-- BEGIN Information supplied --

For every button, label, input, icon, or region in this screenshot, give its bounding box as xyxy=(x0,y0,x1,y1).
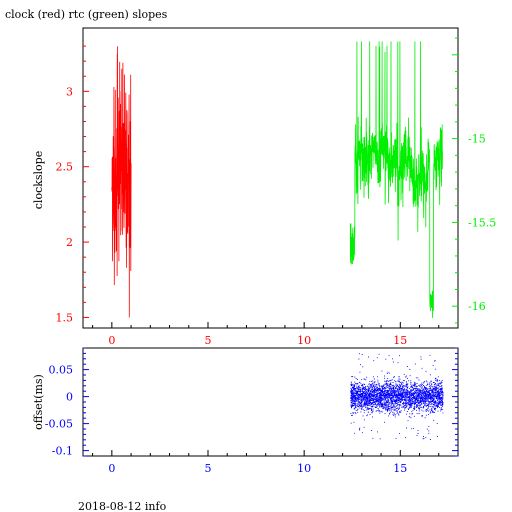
top-right-tick-label: -15.5 xyxy=(468,216,496,229)
top-x-tick-label: 10 xyxy=(297,334,311,347)
top-plot-frame xyxy=(82,27,459,329)
bottom-y-tick-label: -0.1 xyxy=(52,445,73,458)
bottom-y-tick-label: 0 xyxy=(66,391,73,404)
bottom-x-tick-label: 0 xyxy=(108,462,115,475)
bottom-plot-frame xyxy=(82,347,459,457)
top-x-tick-label: 0 xyxy=(108,334,115,347)
rtc-line xyxy=(349,41,443,319)
bottom-y-axis: -0.1 -0.05 0 0.05 xyxy=(45,347,458,458)
top-x-tick-label: 5 xyxy=(205,334,212,347)
series-offset xyxy=(350,353,444,440)
top-right-tick-label: -16 xyxy=(468,300,486,313)
bottom-y-tick-label: -0.05 xyxy=(45,418,73,431)
top-left-axis: 1.5 2 2.5 3 xyxy=(56,45,89,324)
offset-points xyxy=(350,353,444,440)
top-left-tick-label: 3 xyxy=(66,85,73,98)
bottom-x-axis: 0 5 10 15 xyxy=(92,450,459,475)
bottom-x-tick-label: 5 xyxy=(205,462,212,475)
top-x-tick-label: 15 xyxy=(393,334,407,347)
footer-info: 2018-08-12 info xyxy=(78,500,167,512)
series-rtc xyxy=(349,41,443,319)
bottom-y-axis-label: offset(ms) xyxy=(32,374,45,430)
bottom-y-tick-label: 0.05 xyxy=(49,364,74,377)
clock-line xyxy=(111,46,132,318)
top-right-tick-label: -15 xyxy=(468,133,486,146)
top-x-axis: 0 5 10 15 xyxy=(92,322,459,347)
bottom-x-tick-label: 15 xyxy=(393,462,407,475)
top-left-tick-label: 1.5 xyxy=(56,311,74,324)
bottom-x-tick-label: 10 xyxy=(297,462,311,475)
top-left-tick-label: 2 xyxy=(66,236,73,249)
top-left-tick-label: 2.5 xyxy=(56,161,74,174)
top-right-axis: -16 -15.5 -15 xyxy=(452,37,496,324)
chart-title: clock (red) rtc (green) slopes xyxy=(5,8,168,21)
top-y-axis-label: clockslope xyxy=(32,151,45,209)
series-clock xyxy=(111,46,132,318)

-- END Information supplied --

### Requirements
Quote every one of these lines word for word, leaving out the pictures.

### Result
For every button, label, input, icon, or region in this screenshot, give its bounding box as xyxy=(x0,y0,x1,y1).
top-right-tick-label: -15.5 xyxy=(468,216,496,229)
top-x-tick-label: 10 xyxy=(297,334,311,347)
top-plot-frame xyxy=(82,27,459,329)
bottom-y-tick-label: -0.1 xyxy=(52,445,73,458)
bottom-y-tick-label: 0 xyxy=(66,391,73,404)
bottom-x-tick-label: 0 xyxy=(108,462,115,475)
bottom-plot-frame xyxy=(82,347,459,457)
top-x-tick-label: 0 xyxy=(108,334,115,347)
rtc-line xyxy=(349,41,443,319)
bottom-y-axis: -0.1 -0.05 0 0.05 xyxy=(45,347,458,458)
top-x-tick-label: 5 xyxy=(205,334,212,347)
series-offset xyxy=(350,353,444,440)
top-right-tick-label: -16 xyxy=(468,300,486,313)
bottom-y-tick-label: -0.05 xyxy=(45,418,73,431)
top-left-axis: 1.5 2 2.5 3 xyxy=(56,45,89,324)
offset-points xyxy=(350,353,444,440)
top-left-tick-label: 3 xyxy=(66,85,73,98)
bottom-x-axis: 0 5 10 15 xyxy=(92,450,459,475)
bottom-x-tick-label: 5 xyxy=(205,462,212,475)
top-x-tick-label: 15 xyxy=(393,334,407,347)
footer-info: 2018-08-12 info xyxy=(78,500,167,512)
series-rtc xyxy=(349,41,443,319)
bottom-y-axis-label: offset(ms) xyxy=(32,374,45,430)
bottom-y-tick-label: 0.05 xyxy=(49,364,74,377)
clock-line xyxy=(111,46,132,318)
top-right-tick-label: -15 xyxy=(468,133,486,146)
top-x-axis: 0 5 10 15 xyxy=(92,322,459,347)
bottom-x-tick-label: 15 xyxy=(393,462,407,475)
top-left-tick-label: 1.5 xyxy=(56,311,74,324)
bottom-x-tick-label: 10 xyxy=(297,462,311,475)
top-left-tick-label: 2 xyxy=(66,236,73,249)
top-left-tick-label: 2.5 xyxy=(56,161,74,174)
top-right-axis: -16 -15.5 -15 xyxy=(452,37,496,324)
chart-title: clock (red) rtc (green) slopes xyxy=(5,8,168,21)
top-y-axis-label: clockslope xyxy=(32,151,45,209)
series-clock xyxy=(111,46,132,318)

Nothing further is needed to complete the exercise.